* BEGIN Data for the task *

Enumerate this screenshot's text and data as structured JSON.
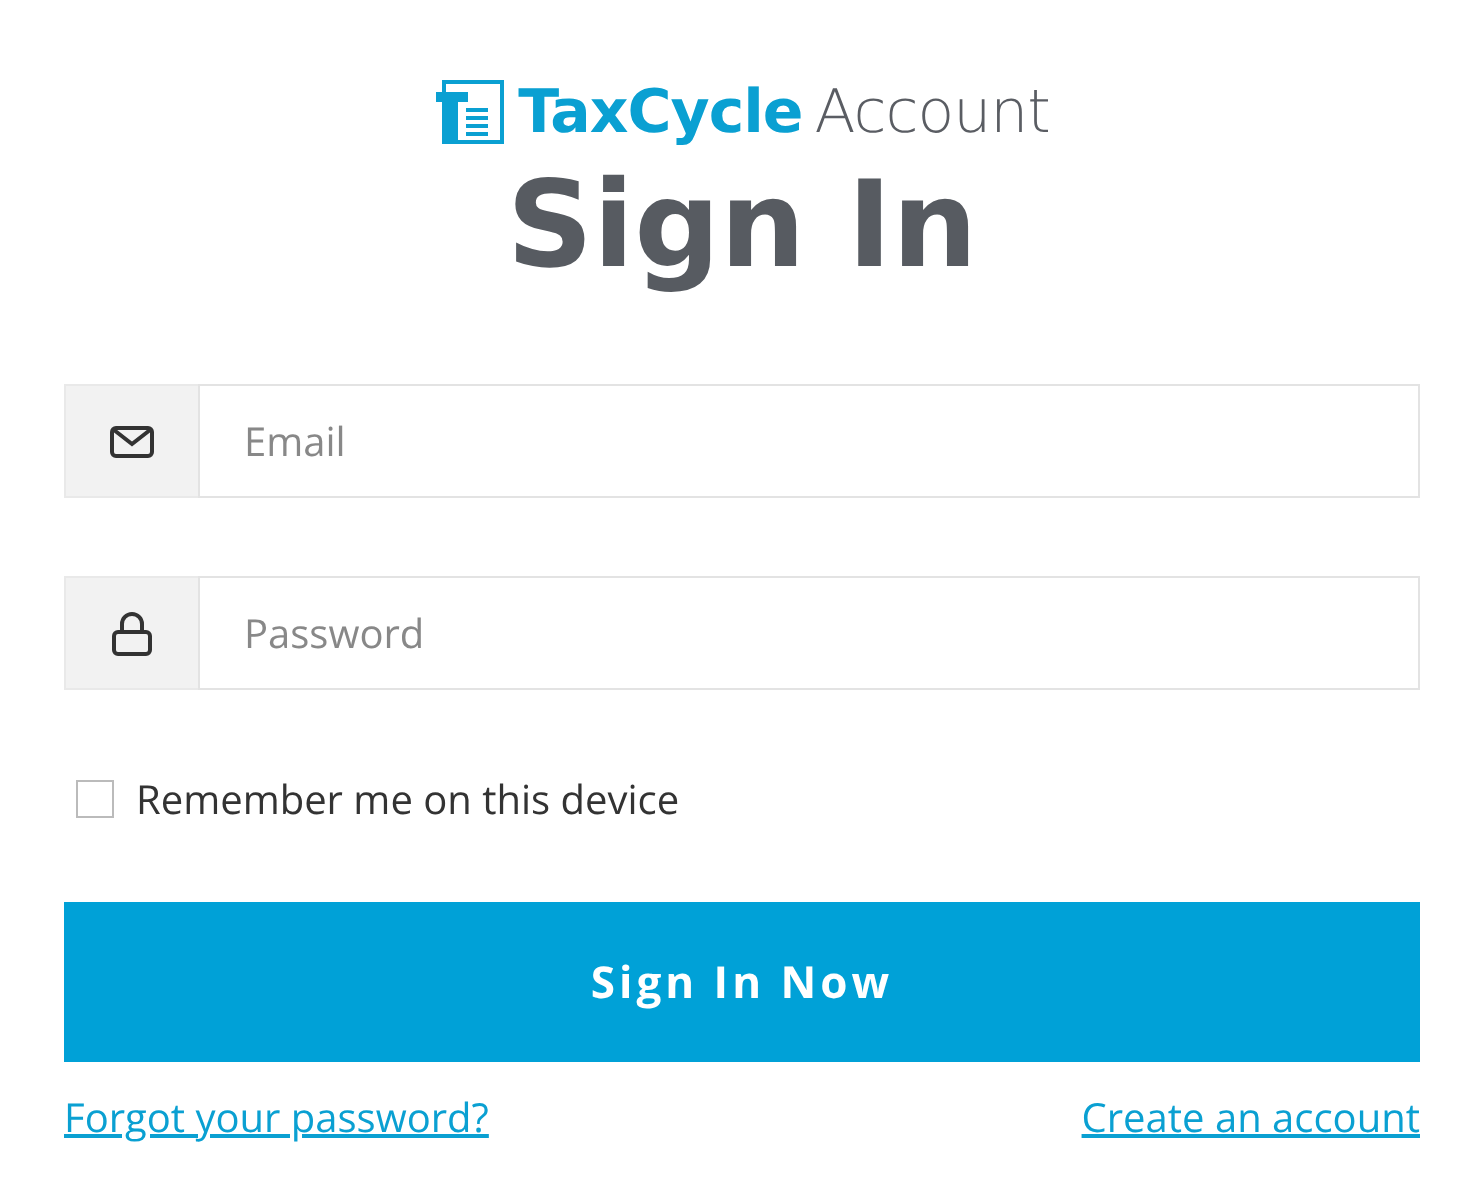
{
  "brand": {
    "name": "TaxCycle",
    "suffix": "Account"
  },
  "title": "Sign In",
  "fields": [
    {
      "kind": "email",
      "placeholder": "Email"
    },
    {
      "kind": "password",
      "placeholder": "Password"
    }
  ],
  "remember": {
    "label": "Remember me on this device",
    "checked": false
  },
  "submit": "Sign In Now",
  "links": [
    "Forgot your password?",
    "Create an account"
  ]
}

* END Data for the task *

→ **Given exercise**: Transcribe every line in the entries above, taking out only the images.

→ **Solved problem**:
Enumerate this screenshot's text and data as structured JSON.
{
  "brand": {
    "name": "TaxCycle",
    "suffix": "Account"
  },
  "title": "Sign In",
  "fields": [
    {
      "kind": "email",
      "placeholder": "Email"
    },
    {
      "kind": "password",
      "placeholder": "Password"
    }
  ],
  "remember": {
    "label": "Remember me on this device",
    "checked": false
  },
  "submit": "Sign In Now",
  "links": [
    "Forgot your password?",
    "Create an account"
  ]
}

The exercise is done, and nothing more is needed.